Data records:
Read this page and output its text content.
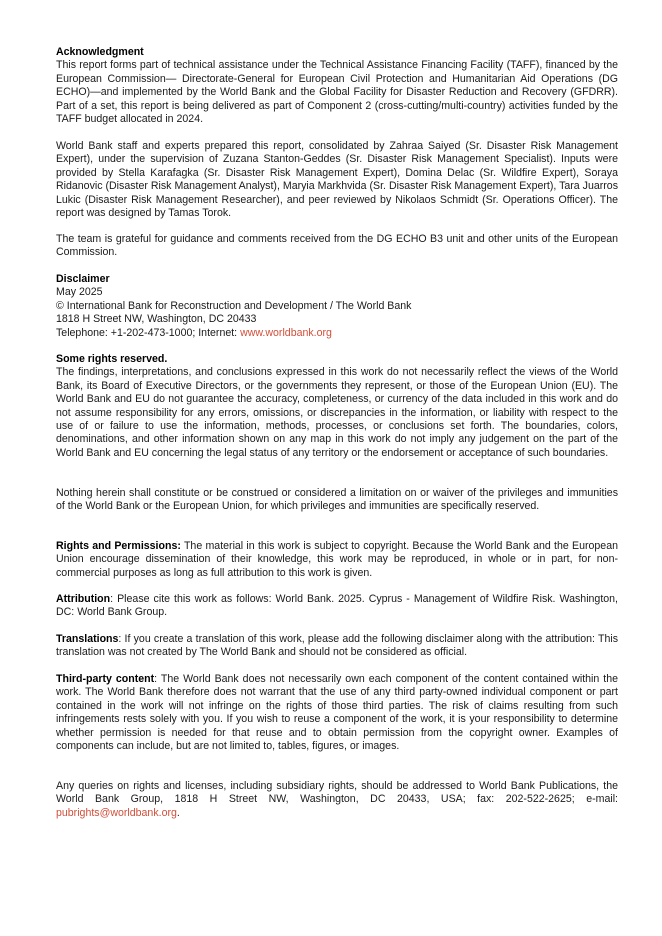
Acknowledgment

This report forms part of technical assistance under the Technical Assistance Financing Facility (TAFF), financed by the European Commission— Directorate-General for European Civil Protection and Humanitarian Aid Operations (DG ECHO)—and implemented by the World Bank and the Global Facility for Disaster Reduction and Recovery (GFDRR). Part of a set, this report is being delivered as part of Component 2 (cross-cutting/multi-country) activities funded by the TAFF budget allocated in 2024.

World Bank staff and experts prepared this report, consolidated by Zahraa Saiyed (Sr. Disaster Risk Management Expert), under the supervision of Zuzana Stanton-Geddes (Sr. Disaster Risk Management Specialist). Inputs were provided by Stella Karafagka (Sr. Disaster Risk Management Expert), Domina Delac (Sr. Wildfire Expert), Soraya Ridanovic (Disaster Risk Management Analyst), Maryia Markhvida (Sr. Disaster Risk Management Expert), Tara Juarros Lukic (Disaster Risk Management Researcher), and peer reviewed by Nikolaos Schmidt (Sr. Operations Officer). The report was designed by Tamas Torok.

The team is grateful for guidance and comments received from the DG ECHO B3 unit and other units of the European Commission.

Disclaimer

May 2025

© International Bank for Reconstruction and Development / The World Bank

1818 H Street NW, Washington, DC 20433

Telephone: +1-202-473-1000; Internet: www.worldbank.org

Some rights reserved.

The findings, interpretations, and conclusions expressed in this work do not necessarily reflect the views of the World Bank, its Board of Executive Directors, or the governments they represent, or those of the European Union (EU). The World Bank and EU do not guarantee the accuracy, completeness, or currency of the data included in this work and do not assume responsibility for any errors, omissions, or discrepancies in the information, or liability with respect to the use of or failure to use the information, methods, processes, or conclusions set forth. The boundaries, colors, denominations, and other information shown on any map in this work do not imply any judgement on the part of the World Bank and EU concerning the legal status of any territory or the endorsement or acceptance of such boundaries.

Nothing herein shall constitute or be construed or considered a limitation on or waiver of the privileges and immunities of the World Bank or the European Union, for which privileges and immunities are specifically reserved.

Rights and Permissions: The material in this work is subject to copyright. Because the World Bank and the European Union encourage dissemination of their knowledge, this work may be reproduced, in whole or in part, for non-commercial purposes as long as full attribution to this work is given.

Attribution: Please cite this work as follows: World Bank. 2025. Cyprus - Management of Wildfire Risk. Washington, DC: World Bank Group.

Translations: If you create a translation of this work, please add the following disclaimer along with the attribution: This translation was not created by The World Bank and should not be considered as official.

Third-party content: The World Bank does not necessarily own each component of the content contained within the work. The World Bank therefore does not warrant that the use of any third party-owned individual component or part contained in the work will not infringe on the rights of those third parties. The risk of claims resulting from such infringements rests solely with you. If you wish to reuse a component of the work, it is your responsibility to determine whether permission is needed for that reuse and to obtain permission from the copyright owner. Examples of components can include, but are not limited to, tables, figures, or images.

Any queries on rights and licenses, including subsidiary rights, should be addressed to World Bank Publications, the World Bank Group, 1818 H Street NW, Washington, DC 20433, USA; fax: 202-522-2625; e-mail: pubrights@worldbank.org.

-- Problem statement --
Exactly reproduce the entries above, minus the pictures.

-- Result --
Read this page and output its text content.
Acknowledgment

This report forms part of technical assistance under the Technical Assistance Financing Facility (TAFF), financed by the European Commission— Directorate-General for European Civil Protection and Humanitarian Aid Operations (DG ECHO)—and implemented by the World Bank and the Global Facility for Disaster Reduction and Recovery (GFDRR). Part of a set, this report is being delivered as part of Component 2 (cross-cutting/multi-country) activities funded by the TAFF budget allocated in 2024.

World Bank staff and experts prepared this report, consolidated by Zahraa Saiyed (Sr. Disaster Risk Management Expert), under the supervision of Zuzana Stanton-Geddes (Sr. Disaster Risk Management Specialist). Inputs were provided by Stella Karafagka (Sr. Disaster Risk Management Expert), Domina Delac (Sr. Wildfire Expert), Soraya Ridanovic (Disaster Risk Management Analyst), Maryia Markhvida (Sr. Disaster Risk Management Expert), Tara Juarros Lukic (Disaster Risk Management Researcher), and peer reviewed by Nikolaos Schmidt (Sr. Operations Officer). The report was designed by Tamas Torok.

The team is grateful for guidance and comments received from the DG ECHO B3 unit and other units of the European Commission.

Disclaimer

May 2025

© International Bank for Reconstruction and Development / The World Bank

1818 H Street NW, Washington, DC 20433

Telephone: +1-202-473-1000; Internet: www.worldbank.org

Some rights reserved.

The findings, interpretations, and conclusions expressed in this work do not necessarily reflect the views of the World Bank, its Board of Executive Directors, or the governments they represent, or those of the European Union (EU). The World Bank and EU do not guarantee the accuracy, completeness, or currency of the data included in this work and do not assume responsibility for any errors, omissions, or discrepancies in the information, or liability with respect to the use of or failure to use the information, methods, processes, or conclusions set forth. The boundaries, colors, denominations, and other information shown on any map in this work do not imply any judgement on the part of the World Bank and EU concerning the legal status of any territory or the endorsement or acceptance of such boundaries.

Nothing herein shall constitute or be construed or considered a limitation on or waiver of the privileges and immunities of the World Bank or the European Union, for which privileges and immunities are specifically reserved.

Rights and Permissions: The material in this work is subject to copyright. Because the World Bank and the European Union encourage dissemination of their knowledge, this work may be reproduced, in whole or in part, for non-commercial purposes as long as full attribution to this work is given.

Attribution: Please cite this work as follows: World Bank. 2025. Cyprus - Management of Wildfire Risk. Washington, DC: World Bank Group.

Translations: If you create a translation of this work, please add the following disclaimer along with the attribution: This translation was not created by The World Bank and should not be considered as official.

Third-party content: The World Bank does not necessarily own each component of the content contained within the work. The World Bank therefore does not warrant that the use of any third party-owned individual component or part contained in the work will not infringe on the rights of those third parties. The risk of claims resulting from such infringements rests solely with you. If you wish to reuse a component of the work, it is your responsibility to determine whether permission is needed for that reuse and to obtain permission from the copyright owner. Examples of components can include, but are not limited to, tables, figures, or images.

Any queries on rights and licenses, including subsidiary rights, should be addressed to World Bank Publications, the World Bank Group, 1818 H Street NW, Washington, DC 20433, USA; fax: 202-522-2625; e-mail: pubrights@worldbank.org.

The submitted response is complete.